▶ **Material supplied**
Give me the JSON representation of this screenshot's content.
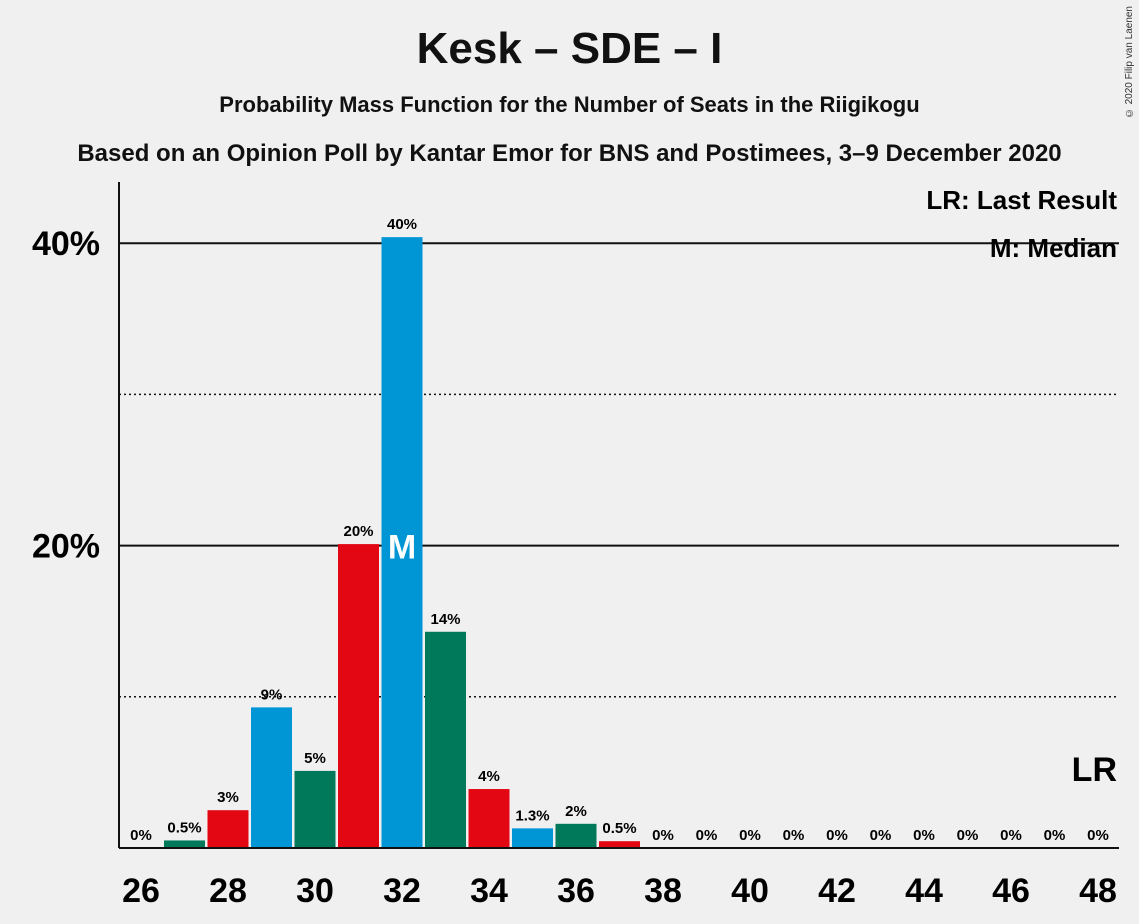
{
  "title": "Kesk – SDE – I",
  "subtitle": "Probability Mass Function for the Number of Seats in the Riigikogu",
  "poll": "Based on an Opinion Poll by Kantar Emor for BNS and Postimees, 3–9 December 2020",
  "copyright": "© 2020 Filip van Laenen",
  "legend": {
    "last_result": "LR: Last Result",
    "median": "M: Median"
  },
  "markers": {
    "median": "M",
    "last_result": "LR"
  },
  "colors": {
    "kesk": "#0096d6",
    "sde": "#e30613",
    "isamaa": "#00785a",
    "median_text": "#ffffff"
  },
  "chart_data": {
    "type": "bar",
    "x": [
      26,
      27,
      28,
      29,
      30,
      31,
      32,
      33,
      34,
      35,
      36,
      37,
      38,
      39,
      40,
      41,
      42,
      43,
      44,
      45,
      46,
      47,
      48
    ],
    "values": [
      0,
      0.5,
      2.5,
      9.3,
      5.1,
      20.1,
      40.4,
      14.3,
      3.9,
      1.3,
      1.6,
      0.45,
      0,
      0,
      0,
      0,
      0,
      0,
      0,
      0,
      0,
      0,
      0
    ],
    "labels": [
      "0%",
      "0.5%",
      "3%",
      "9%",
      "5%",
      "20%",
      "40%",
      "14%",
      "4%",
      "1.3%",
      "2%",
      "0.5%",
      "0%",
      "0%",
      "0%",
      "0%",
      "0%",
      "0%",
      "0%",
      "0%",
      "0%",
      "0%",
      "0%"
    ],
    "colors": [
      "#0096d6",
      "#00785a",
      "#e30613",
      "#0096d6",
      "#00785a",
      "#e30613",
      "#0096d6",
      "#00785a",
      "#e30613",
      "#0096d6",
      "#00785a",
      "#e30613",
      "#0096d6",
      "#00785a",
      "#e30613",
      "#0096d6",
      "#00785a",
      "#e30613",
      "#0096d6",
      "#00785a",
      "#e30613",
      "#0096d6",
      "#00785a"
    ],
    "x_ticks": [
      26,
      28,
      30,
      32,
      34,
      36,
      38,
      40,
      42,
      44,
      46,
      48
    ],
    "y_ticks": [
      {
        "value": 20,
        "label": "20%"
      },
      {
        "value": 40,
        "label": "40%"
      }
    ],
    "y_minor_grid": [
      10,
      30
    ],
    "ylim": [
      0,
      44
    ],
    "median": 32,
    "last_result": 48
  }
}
==
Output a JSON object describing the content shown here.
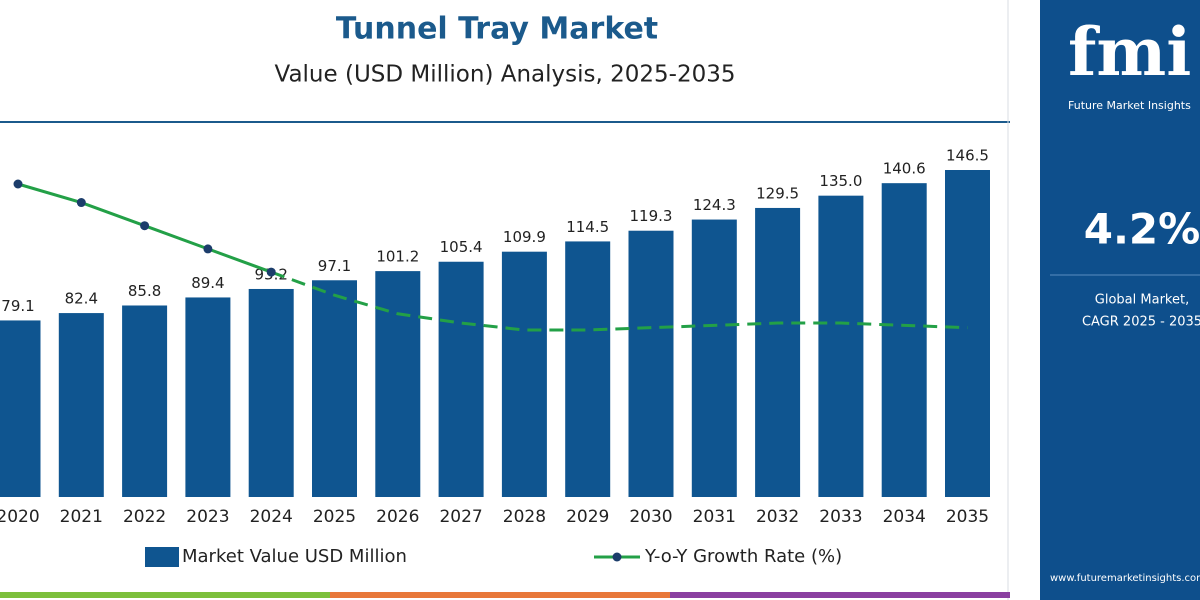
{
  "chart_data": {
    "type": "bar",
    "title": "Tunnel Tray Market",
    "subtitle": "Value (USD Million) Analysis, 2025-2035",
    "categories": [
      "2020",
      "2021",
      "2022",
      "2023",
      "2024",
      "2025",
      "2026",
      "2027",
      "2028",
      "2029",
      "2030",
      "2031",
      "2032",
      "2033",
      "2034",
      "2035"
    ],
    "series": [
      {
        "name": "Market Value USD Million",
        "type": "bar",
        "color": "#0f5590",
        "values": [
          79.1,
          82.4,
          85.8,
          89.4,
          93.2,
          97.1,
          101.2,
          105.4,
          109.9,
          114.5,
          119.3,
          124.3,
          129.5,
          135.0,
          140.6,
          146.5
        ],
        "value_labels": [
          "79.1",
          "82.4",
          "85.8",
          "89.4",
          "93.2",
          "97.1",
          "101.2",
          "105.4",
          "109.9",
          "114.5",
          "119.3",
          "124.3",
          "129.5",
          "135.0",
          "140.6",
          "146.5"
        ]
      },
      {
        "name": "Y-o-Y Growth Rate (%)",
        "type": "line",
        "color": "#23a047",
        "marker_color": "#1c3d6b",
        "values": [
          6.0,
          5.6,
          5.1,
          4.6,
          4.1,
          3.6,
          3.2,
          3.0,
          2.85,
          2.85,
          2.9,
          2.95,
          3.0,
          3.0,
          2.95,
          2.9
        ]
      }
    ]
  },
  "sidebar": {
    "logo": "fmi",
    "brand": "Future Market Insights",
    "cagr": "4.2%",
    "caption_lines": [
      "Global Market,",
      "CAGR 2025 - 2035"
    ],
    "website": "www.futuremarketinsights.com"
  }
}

▶ **Your task**
Return every line above that contains the word "Million".

▶ **The output**
    "subtitle": "Value (USD Million) Analysis, 2025-2035",
        "name": "Market Value USD Million",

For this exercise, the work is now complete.